* TESTO DELLA PAGINA:
----------------------------------------

Il "Libro d'Ore Durazzo"
Un prezioso Codice della Biblioteca Berio di Genova
Nell’anno di “Genova Capitale Italiana del Libro”, la “Biblioteca civica Berio” apre le celebrazioni per il proprio Bicentenario con un evento imperdibile, un’occasione che arricchisce anche l’edizione autunnale dei “Rolli sfogliano la Storia” (I Rolli Days d’autunno sfogliano la storia): l’esposizione straordinaria de “Il Libro d’Ore Durazzo”, o “Offiziolo Durazzo”, capolavoro della miniatura italiana del Rinascimento parmense.
Il “Libro d’Ore” costituisce la prova più eccelsa del pittore e miniatore di Parma, Francesco Marmitta (1464–1505), raffinato autore di codici prestigiosi, nonché della “Pala di San Quintino” custodita al Museo del Louvre di Parigi.

----------------------------------------

* ELENCO DELLE VOCI:
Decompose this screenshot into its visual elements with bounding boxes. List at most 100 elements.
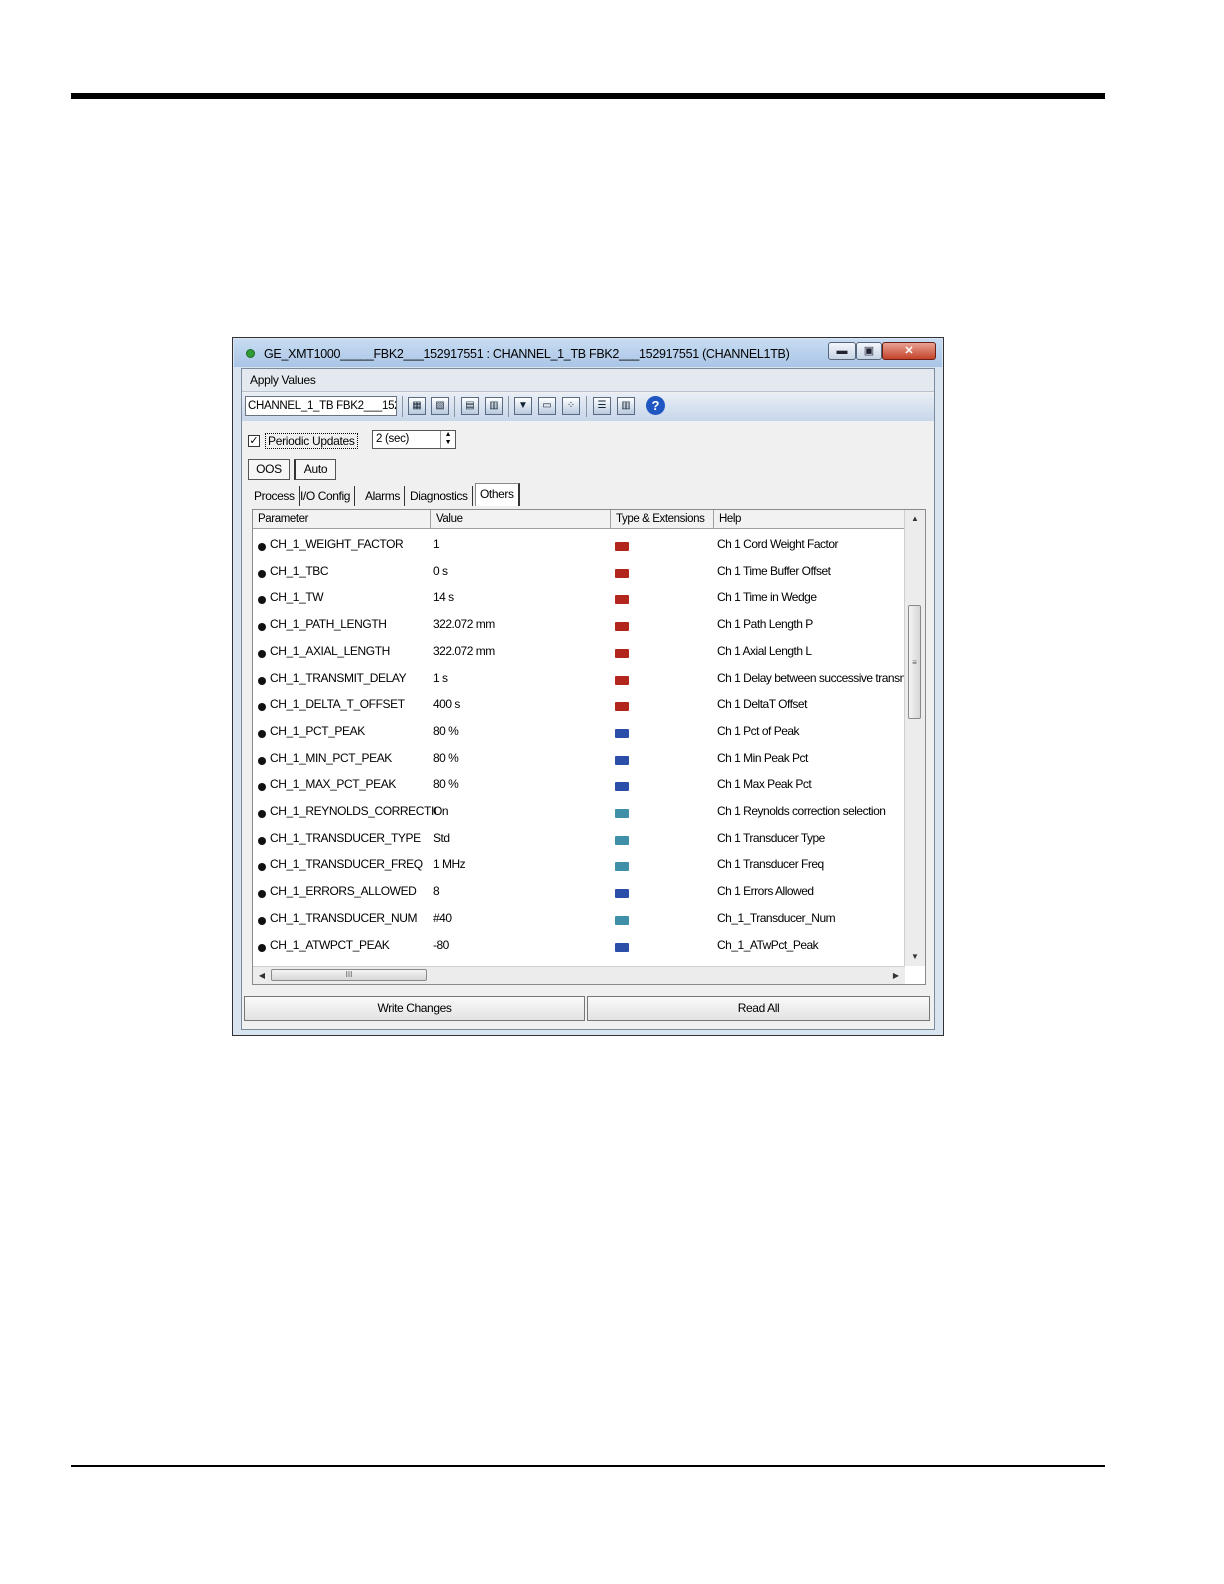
- parameter-value[interactable]: -80: [433, 938, 449, 952]
- parameter-bullet-icon: [258, 569, 266, 578]
- table-row[interactable]: CH_1_TRANSDUCER_TYPE Std Ch 1 Transducer T…: [253, 823, 905, 850]
- download-icon[interactable]: ▼: [514, 397, 532, 415]
- vertical-scroll-thumb[interactable]: ≡: [908, 605, 921, 719]
- help-icon[interactable]: ?: [646, 396, 665, 415]
- parameter-value[interactable]: 1 MHz: [433, 857, 466, 871]
- block-selector[interactable]: CHANNEL_1_TB FBK2___152917551: [245, 396, 397, 416]
- horizontal-scrollbar[interactable]: ◀ III ▶: [253, 966, 905, 984]
- column-header-help[interactable]: Help: [714, 510, 905, 528]
- table-row[interactable]: CH_1_TRANSMIT_DELAY 1 s Ch 1 Delay between…: [253, 663, 905, 690]
- update-interval-spinner[interactable]: 2 (sec) ▲ ▼: [372, 430, 456, 449]
- network-icon[interactable]: ⁘: [562, 397, 580, 415]
- tab-others[interactable]: Others: [475, 483, 520, 506]
- parameter-value[interactable]: Std: [433, 831, 450, 845]
- table-row[interactable]: CH_1_MIN_PCT_PEAK 80 % Ch 1 Min Peak Pct: [253, 743, 905, 770]
- oos-mode-button[interactable]: OOS: [248, 459, 290, 480]
- parameter-value[interactable]: 8: [433, 884, 440, 898]
- table-row[interactable]: CH_1_MAX_PCT_PEAK 80 % Ch 1 Max Peak Pct: [253, 769, 905, 796]
- parameter-name: CH_1_MAX_PCT_PEAK: [270, 777, 396, 792]
- write-changes-button[interactable]: Write Changes: [244, 996, 585, 1021]
- close-icon[interactable]: ✕: [882, 342, 936, 360]
- column-header-value[interactable]: Value: [431, 510, 611, 528]
- grid-header: Parameter Value Type & Extensions Help: [253, 510, 905, 529]
- table-row[interactable]: CH_1_AXIAL_LENGTH 322.072 mm Ch 1 Axial Le…: [253, 636, 905, 663]
- parameter-help: Ch 1 Transducer Freq: [717, 857, 824, 872]
- list-view-icon[interactable]: ☰: [593, 397, 611, 415]
- table-row[interactable]: CH_1_TRANSDUCER_FREQ 1 MHz Ch 1 Transducer…: [253, 849, 905, 876]
- auto-mode-button[interactable]: Auto: [294, 459, 336, 480]
- parameter-value[interactable]: 322.072 mm: [433, 617, 495, 631]
- parameter-type-icon: [615, 889, 629, 899]
- maximize-icon[interactable]: ▣: [856, 342, 882, 360]
- parameter-type-icon: [615, 568, 629, 578]
- table-row[interactable]: CH_1_TW 14 s Ch 1 Time in Wedge: [253, 582, 905, 609]
- parameter-bullet-icon: [258, 623, 266, 632]
- action-bar: Write Changes Read All: [244, 996, 932, 1021]
- parameter-value[interactable]: 0 s: [433, 564, 448, 578]
- parameter-value[interactable]: 1: [433, 537, 440, 551]
- menu-bar: Apply Values: [242, 369, 934, 392]
- table-row[interactable]: CH_1_TRANSDUCER_NUM #40 Ch_1_Transducer_Nu…: [253, 903, 905, 930]
- tab-diagnostics[interactable]: Diagnostics: [406, 486, 473, 506]
- refresh-chart-icon[interactable]: ▧: [431, 397, 449, 415]
- scroll-down-icon[interactable]: ▼: [905, 949, 925, 965]
- tab-io-config[interactable]: I/O Config: [296, 486, 356, 506]
- vertical-scrollbar[interactable]: ▲ ≡ ▼: [904, 510, 925, 966]
- parameter-value[interactable]: 80 %: [433, 777, 459, 791]
- parameter-value[interactable]: 322.072 mm: [433, 644, 495, 658]
- parameter-value[interactable]: 400 s: [433, 697, 460, 711]
- horizontal-scroll-thumb[interactable]: III: [271, 969, 427, 981]
- minimize-icon[interactable]: ▬: [828, 342, 856, 360]
- parameter-value[interactable]: 14 s: [433, 590, 454, 604]
- periodic-updates-label[interactable]: Periodic Updates: [265, 433, 358, 449]
- parameter-type-icon: [615, 728, 629, 738]
- parameter-value[interactable]: 1 s: [433, 671, 448, 685]
- parameter-bullet-icon: [258, 756, 266, 765]
- parameter-value[interactable]: 80 %: [433, 751, 459, 765]
- table-row[interactable]: CH_1_REYNOLDS_CORRECTIO On Ch 1 Reynolds c…: [253, 796, 905, 823]
- apply-values-menu[interactable]: Apply Values: [250, 373, 316, 387]
- scroll-right-icon[interactable]: ▶: [888, 967, 904, 984]
- table-row[interactable]: CH_1_ATWPCT_PEAK -80 Ch_1_ATwPct_Peak: [253, 930, 905, 957]
- parameter-bullet-icon: [258, 810, 266, 818]
- parameter-name: CH_1_WEIGHT_FACTOR: [270, 537, 404, 551]
- parameter-type-icon: [615, 755, 629, 765]
- parameter-bullet-icon: [258, 943, 266, 952]
- title-bar[interactable]: GE_XMT1000_____FBK2___152917551 : CHANNE…: [234, 339, 942, 367]
- toolbar-separator: [508, 396, 509, 417]
- parameter-name: CH_1_DELTA_T_OFFSET: [270, 697, 405, 712]
- parameter-name: CH_1_TBC: [270, 563, 329, 578]
- parameter-value[interactable]: On: [433, 804, 449, 818]
- table-row[interactable]: CH_1_ERRORS_ALLOWED 8 Ch 1 Errors Allowed: [253, 876, 905, 903]
- scroll-up-icon[interactable]: ▲: [905, 511, 925, 527]
- table-row[interactable]: CH_1_DELTA_T_OFFSET 400 s Ch 1 DeltaT Offs…: [253, 689, 905, 716]
- parameter-type-icon: [615, 782, 629, 792]
- window-content: Apply Values CHANNEL_1_TB FBK2___1529175…: [241, 368, 935, 1030]
- tab-process[interactable]: Process: [250, 486, 300, 506]
- table-row[interactable]: CH_1_PATH_LENGTH 322.072 mm Ch 1 Path Leng…: [253, 609, 905, 636]
- parameter-value[interactable]: #40: [433, 911, 452, 925]
- scroll-left-icon[interactable]: ◀: [254, 967, 270, 984]
- chart-icon[interactable]: ▦: [408, 397, 426, 415]
- table-row[interactable]: CH_1_PCT_PEAK 80 % Ch 1 Pct of Peak: [253, 716, 905, 743]
- table-row[interactable]: CH_1_TBC 0 s Ch 1 Time Buffer Offset: [253, 556, 905, 583]
- parameter-value[interactable]: 80 %: [433, 724, 459, 738]
- parameter-help: Ch 1 Reynolds correction selection: [717, 804, 886, 818]
- parameter-type-icon: [615, 702, 629, 712]
- column-header-parameter[interactable]: Parameter: [253, 510, 431, 528]
- table-row[interactable]: CH_1_WEIGHT_FACTOR 1 Ch 1 Cord Weight Fact…: [253, 529, 905, 556]
- parameter-help: Ch 1 Max Peak Pct: [717, 777, 812, 792]
- columns-view-icon[interactable]: ▥: [617, 397, 635, 415]
- compare-icon[interactable]: ▥: [485, 397, 503, 415]
- read-all-button[interactable]: Read All: [587, 996, 930, 1021]
- spinner-arrows-icon[interactable]: ▲ ▼: [440, 431, 455, 448]
- periodic-updates-checkbox[interactable]: ✓: [248, 435, 260, 447]
- parameter-type-icon: [615, 622, 629, 632]
- parameter-help: Ch 1 Cord Weight Factor: [717, 537, 839, 551]
- column-header-type[interactable]: Type & Extensions: [611, 510, 714, 528]
- tab-alarms[interactable]: Alarms: [361, 486, 405, 506]
- parameter-help: Ch 1 Min Peak Pct: [717, 750, 808, 765]
- parameter-help: Ch 1 Time Buffer Offset: [717, 563, 831, 578]
- monitor-icon[interactable]: ▭: [538, 397, 556, 415]
- device-icon[interactable]: ▤: [461, 397, 479, 415]
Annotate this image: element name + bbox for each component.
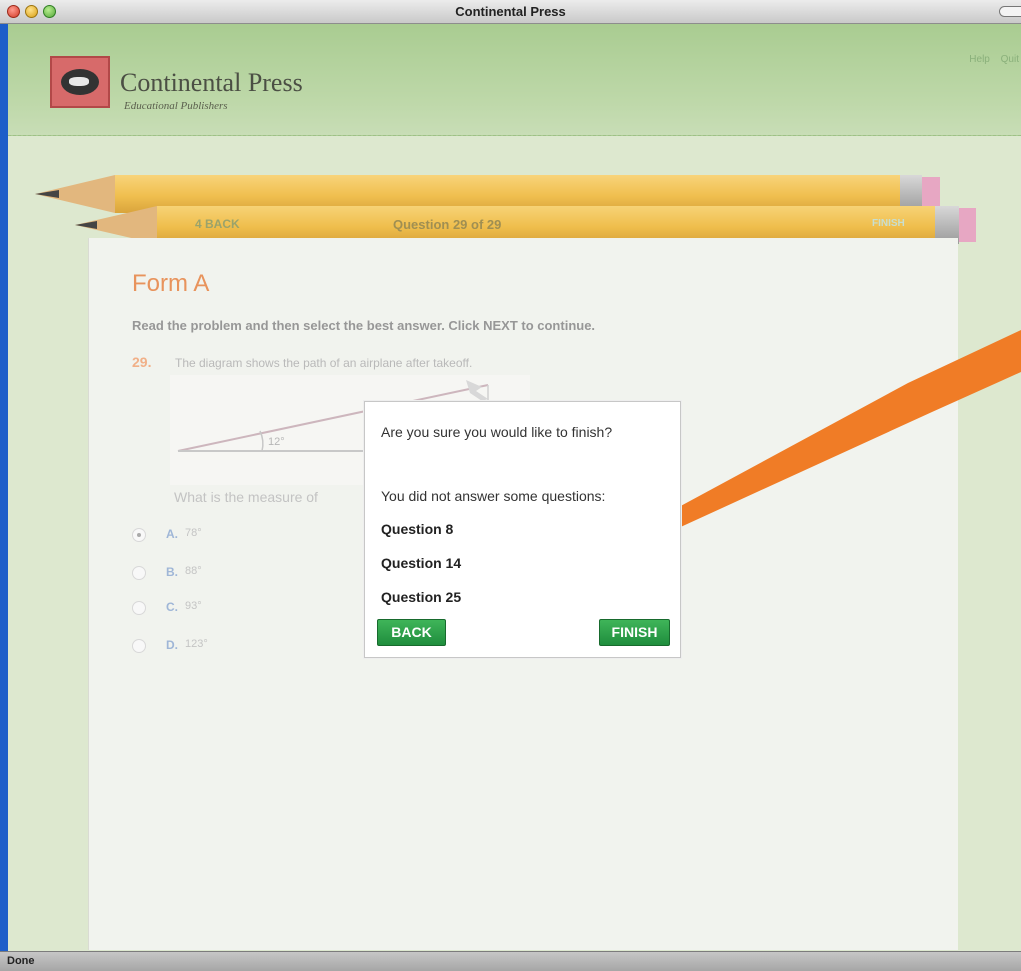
question-prompt: What is the measure of	[174, 489, 318, 505]
company-logo	[50, 56, 110, 108]
form-title: Form A	[132, 270, 210, 297]
logo-mark-icon	[61, 69, 99, 95]
company-name: Continental Press	[120, 68, 303, 97]
unanswered-question-item: Question 8	[381, 521, 454, 537]
radio-icon[interactable]	[132, 639, 146, 653]
choice-answer: 88°	[185, 565, 202, 577]
nav-finish-button[interactable]: FINISH	[872, 218, 905, 229]
desktop-edge	[0, 24, 8, 951]
quit-link[interactable]: Quit	[1001, 54, 1019, 65]
unanswered-question-item: Question 14	[381, 555, 462, 571]
radio-selected-icon[interactable]	[132, 528, 146, 542]
site-header: Continental Press Educational Publishers…	[8, 24, 1021, 136]
choice-letter: C.	[166, 600, 178, 614]
unanswered-warning-text: You did not answer some questions:	[381, 488, 606, 504]
status-bar: Done	[0, 951, 1021, 971]
browser-window: Continental Press Continental Press Educ…	[0, 0, 1021, 971]
toolbar-toggle-button[interactable]	[999, 6, 1021, 17]
choice-answer: 78°	[185, 527, 202, 539]
callout-arrow-icon	[640, 330, 1021, 541]
window-title: Continental Press	[455, 4, 566, 19]
radio-icon[interactable]	[132, 601, 146, 615]
title-bar: Continental Press	[0, 0, 1021, 24]
instructions: Read the problem and then select the bes…	[132, 318, 596, 333]
angle-label: 12°	[268, 436, 285, 448]
dialog-back-button[interactable]: BACK	[377, 619, 446, 646]
header-links: Help Quit	[961, 54, 1019, 65]
company-tagline: Educational Publishers	[124, 100, 228, 112]
question-counter: Question 29 of 29	[393, 217, 502, 232]
unanswered-question-item: Question 25	[381, 589, 462, 605]
pencil-eraser	[959, 208, 976, 242]
choice-answer: 93°	[185, 600, 202, 612]
question-number: 29.	[132, 354, 152, 370]
choice-letter: B.	[166, 565, 178, 579]
dialog-finish-button[interactable]: FINISH	[599, 619, 670, 646]
choice-letter: A.	[166, 527, 178, 541]
question-text: The diagram shows the path of an airplan…	[175, 356, 473, 370]
help-link[interactable]: Help	[969, 54, 990, 65]
choice-letter: D.	[166, 638, 178, 652]
finish-confirmation-dialog: Are you sure you would like to finish? Y…	[364, 401, 681, 658]
confirm-finish-text: Are you sure you would like to finish?	[381, 424, 613, 440]
nav-back-button[interactable]: 4 BACK	[195, 217, 240, 231]
radio-icon[interactable]	[132, 566, 146, 580]
choice-answer: 123°	[185, 638, 208, 650]
status-text: Done	[7, 955, 35, 967]
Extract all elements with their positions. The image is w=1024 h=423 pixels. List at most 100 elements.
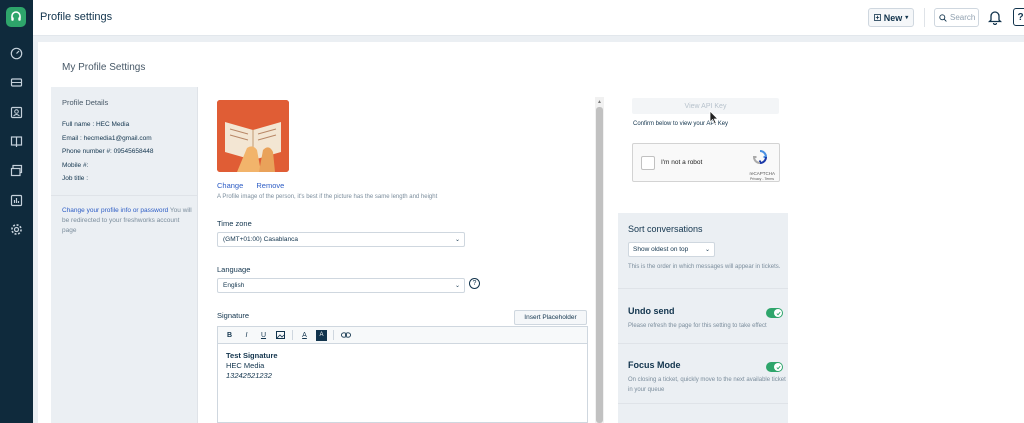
timezone-select[interactable]: (GMT+01:00) Casablanca ⌄: [217, 232, 465, 247]
notifications-bell-icon[interactable]: [988, 9, 1002, 25]
phone-row: Phone number #: 09545658448: [62, 148, 154, 155]
plus-box-icon: [873, 14, 881, 21]
change-profile-link[interactable]: Change your profile info or password: [62, 207, 168, 214]
photo-hint: A Profile image of the person, it's best…: [217, 194, 438, 200]
card-title: My Profile Settings: [62, 62, 146, 73]
profile-redirect-note: Change your profile info or password You…: [62, 206, 192, 236]
reports-icon[interactable]: [8, 192, 24, 208]
underline-button[interactable]: U: [258, 330, 269, 341]
italic-button[interactable]: I: [241, 330, 252, 341]
new-button-label: New: [883, 12, 903, 23]
dashboard-icon[interactable]: [8, 45, 24, 61]
timezone-value: (GMT+01:00) Casablanca: [223, 236, 298, 243]
reading-book-image-icon: [217, 100, 289, 172]
help-label: ?: [1017, 11, 1024, 23]
profile-details-panel: Profile Details Full name : HEC Media Em…: [51, 87, 198, 423]
chevron-down-icon: ▾: [905, 15, 909, 21]
chevron-down-icon: ⌄: [454, 283, 460, 289]
recaptcha-brand: reCAPTCHA: [749, 171, 775, 176]
bold-button[interactable]: B: [224, 330, 235, 341]
undo-send-description: Please refresh the page for this setting…: [628, 323, 767, 329]
signature-line-2: HEC Media: [226, 361, 265, 370]
scrollbar-thumb[interactable]: [596, 107, 603, 423]
recaptcha-checkbox[interactable]: [641, 156, 655, 170]
preferences-panel: View API Key Confirm below to view your …: [618, 87, 788, 423]
page-title: Profile settings: [40, 11, 113, 23]
contacts-icon[interactable]: [8, 104, 24, 120]
signature-line-3: 13242521232: [226, 371, 272, 380]
focus-mode-toggle[interactable]: [766, 362, 783, 372]
language-label: Language: [217, 265, 251, 274]
sort-conversations-title: Sort conversations: [628, 224, 703, 234]
photo-actions: Change Remove: [217, 181, 295, 190]
search-placeholder: Search: [950, 13, 976, 22]
profile-form: Change Remove A Profile image of the per…: [199, 87, 605, 423]
signature-content: Test Signature HEC Media 13242521232: [226, 351, 278, 381]
signature-line-1: Test Signature: [226, 351, 278, 360]
section-divider: [618, 288, 788, 289]
recaptcha-label: I'm not a robot: [661, 159, 703, 166]
knowledge-base-icon[interactable]: [8, 133, 24, 149]
chevron-down-icon: ⌄: [454, 237, 460, 243]
inbox-icon[interactable]: [8, 162, 24, 178]
help-button[interactable]: ?: [1013, 8, 1024, 26]
recaptcha-logo-icon: [753, 150, 767, 164]
freshdesk-logo-icon[interactable]: [6, 7, 26, 27]
signature-label: Signature: [217, 311, 250, 320]
check-icon: [774, 309, 782, 317]
settings-icon[interactable]: [8, 221, 24, 237]
undo-send-title: Undo send: [628, 306, 675, 316]
image-icon: [276, 331, 285, 339]
insert-image-button[interactable]: [275, 330, 286, 341]
details-divider: [51, 195, 198, 196]
sort-conversations-select[interactable]: Show oldest on top ⌄: [628, 242, 715, 257]
left-nav-rail: [0, 0, 33, 423]
language-help-label: ?: [472, 280, 477, 287]
profile-avatar: [217, 100, 289, 172]
recaptcha-widget: I'm not a robot reCAPTCHA Privacy - Term…: [632, 143, 780, 182]
search-button[interactable]: Search: [934, 8, 979, 27]
focus-mode-description: On closing a ticket, quickly move to the…: [628, 377, 786, 393]
language-select[interactable]: English ⌄: [217, 278, 465, 293]
font-color-button[interactable]: A: [299, 330, 310, 341]
background-color-button[interactable]: A: [316, 329, 327, 341]
sort-description: This is the order in which messages will…: [628, 264, 781, 270]
mobile-row: Mobile #:: [62, 161, 89, 169]
new-button[interactable]: New ▾: [868, 8, 914, 27]
link-icon: [340, 332, 351, 338]
toolbar-divider: [292, 330, 293, 340]
top-header: Profile settings New ▾ Search ?: [33, 0, 1024, 36]
change-photo-link[interactable]: Change: [217, 181, 243, 190]
profile-settings-card: My Profile Settings Profile Details Full…: [38, 42, 1024, 423]
mouse-pointer-icon: [709, 110, 719, 125]
api-key-section: View API Key Confirm below to view your …: [618, 87, 788, 213]
remove-photo-link[interactable]: Remove: [256, 181, 284, 190]
chevron-down-icon: ⌄: [704, 247, 710, 253]
view-api-key-button[interactable]: View API Key: [632, 98, 779, 114]
check-icon: [774, 363, 782, 371]
job-title-row: Job title :: [62, 175, 89, 182]
profile-details-heading: Profile Details: [62, 98, 109, 107]
email-row: Email : hecmedia1@gmail.com: [62, 134, 152, 142]
insert-placeholder-button[interactable]: Insert Placeholder: [514, 310, 587, 325]
recaptcha-links[interactable]: Privacy - Terms: [750, 177, 774, 181]
timezone-label: Time zone: [217, 219, 252, 228]
tickets-icon[interactable]: [8, 74, 24, 90]
header-divider: [924, 8, 925, 27]
scroll-up-arrow-icon[interactable]: ▲: [597, 99, 602, 105]
full-name-row: Full name : HEC Media: [62, 121, 130, 128]
signature-editor[interactable]: B I U A A Test Signature HEC Media 13242…: [217, 326, 588, 423]
toolbar-divider: [333, 330, 334, 340]
editor-toolbar: B I U A A: [218, 327, 587, 344]
profile-details-list: Full name : HEC Media Email : hecmedia1@…: [62, 118, 153, 186]
language-value: English: [223, 282, 245, 289]
section-divider: [618, 403, 788, 404]
undo-send-toggle[interactable]: [766, 308, 783, 318]
sort-value: Show oldest on top: [633, 246, 689, 253]
focus-mode-title: Focus Mode: [628, 360, 681, 370]
search-icon: [939, 13, 947, 22]
insert-link-button[interactable]: [340, 330, 351, 341]
language-help-icon[interactable]: ?: [469, 278, 480, 289]
section-divider: [618, 343, 788, 344]
form-scrollbar[interactable]: ▲: [595, 97, 604, 423]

----------------------------------------

* CONSEGNA:
Secondo il testo della pagina, con quale scopo la Biblioteca civica Berio organizza l'esposizione straordinaria del "Libro d'Ore Durazzo"? Spiegalo in una o due frasi.

* SOLUZIONE:
La Biblioteca civica Berio organizza l'esposizione per aprire le celebrazioni del proprio Bicentenario, nell'anno di "Genova Capitale Italiana del Libro". L'evento arricchisce anche l'edizione autunnale dei "Rolli sfogliano la Storia".